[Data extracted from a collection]
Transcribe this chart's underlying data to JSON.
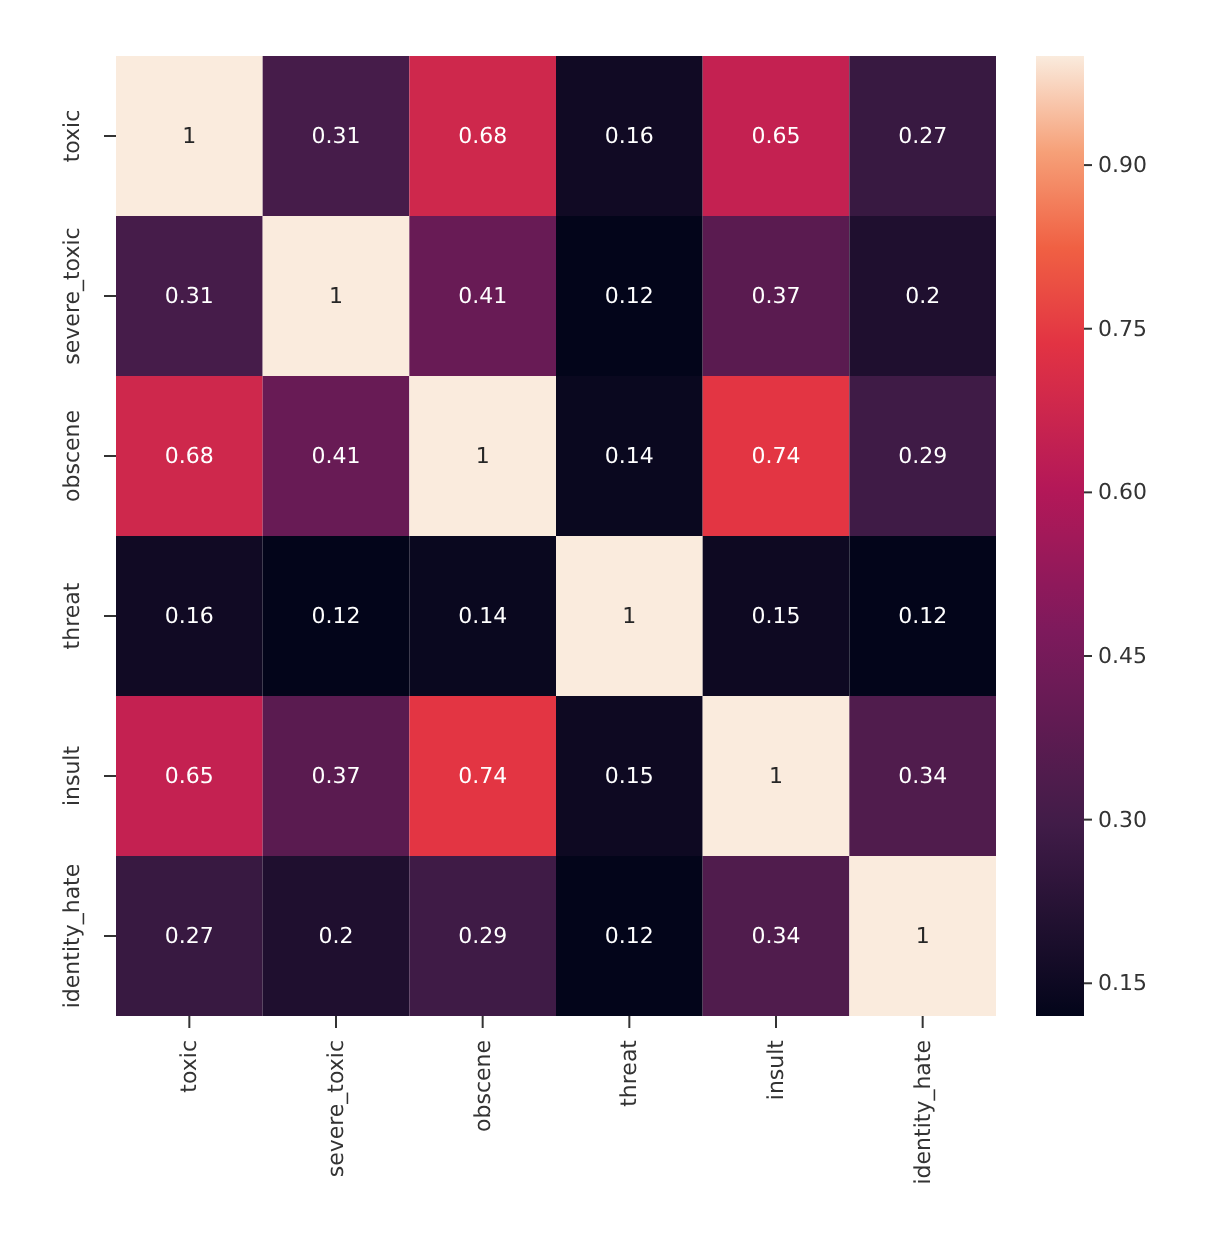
{
  "chart_data": {
    "type": "heatmap",
    "categories": [
      "toxic",
      "severe_toxic",
      "obscene",
      "threat",
      "insult",
      "identity_hate"
    ],
    "y_categories": [
      "toxic",
      "severe_toxic",
      "obscene",
      "threat",
      "insult",
      "identity_hate"
    ],
    "cells": [
      [
        1,
        0.31,
        0.68,
        0.16,
        0.65,
        0.27
      ],
      [
        0.31,
        1,
        0.41,
        0.12,
        0.37,
        0.2
      ],
      [
        0.68,
        0.41,
        1,
        0.14,
        0.74,
        0.29
      ],
      [
        0.16,
        0.12,
        0.14,
        1,
        0.15,
        0.12
      ],
      [
        0.65,
        0.37,
        0.74,
        0.15,
        1,
        0.34
      ],
      [
        0.27,
        0.2,
        0.29,
        0.12,
        0.34,
        1
      ]
    ],
    "data_labels": true,
    "clim": [
      0.12,
      1
    ],
    "cticks": [
      0.15,
      {
        "value": 0.3,
        "label": "0.30"
      },
      0.45,
      {
        "value": 0.6,
        "label": "0.60"
      },
      0.75,
      {
        "value": 0.9,
        "label": "0.90"
      }
    ]
  }
}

▶ **What the task asks**:
Repeat the material above word for word and skip every image in it.

▶ **Answer to this problem**:
Transcribe this chart's underlying data to JSON.
{
  "chart_data": {
    "type": "heatmap",
    "categories": [
      "toxic",
      "severe_toxic",
      "obscene",
      "threat",
      "insult",
      "identity_hate"
    ],
    "y_categories": [
      "toxic",
      "severe_toxic",
      "obscene",
      "threat",
      "insult",
      "identity_hate"
    ],
    "cells": [
      [
        1,
        0.31,
        0.68,
        0.16,
        0.65,
        0.27
      ],
      [
        0.31,
        1,
        0.41,
        0.12,
        0.37,
        0.2
      ],
      [
        0.68,
        0.41,
        1,
        0.14,
        0.74,
        0.29
      ],
      [
        0.16,
        0.12,
        0.14,
        1,
        0.15,
        0.12
      ],
      [
        0.65,
        0.37,
        0.74,
        0.15,
        1,
        0.34
      ],
      [
        0.27,
        0.2,
        0.29,
        0.12,
        0.34,
        1
      ]
    ],
    "data_labels": true,
    "clim": [
      0.12,
      1
    ],
    "cticks": [
      0.15,
      {
        "value": 0.3,
        "label": "0.30"
      },
      0.45,
      {
        "value": 0.6,
        "label": "0.60"
      },
      0.75,
      {
        "value": 0.9,
        "label": "0.90"
      }
    ]
  }
}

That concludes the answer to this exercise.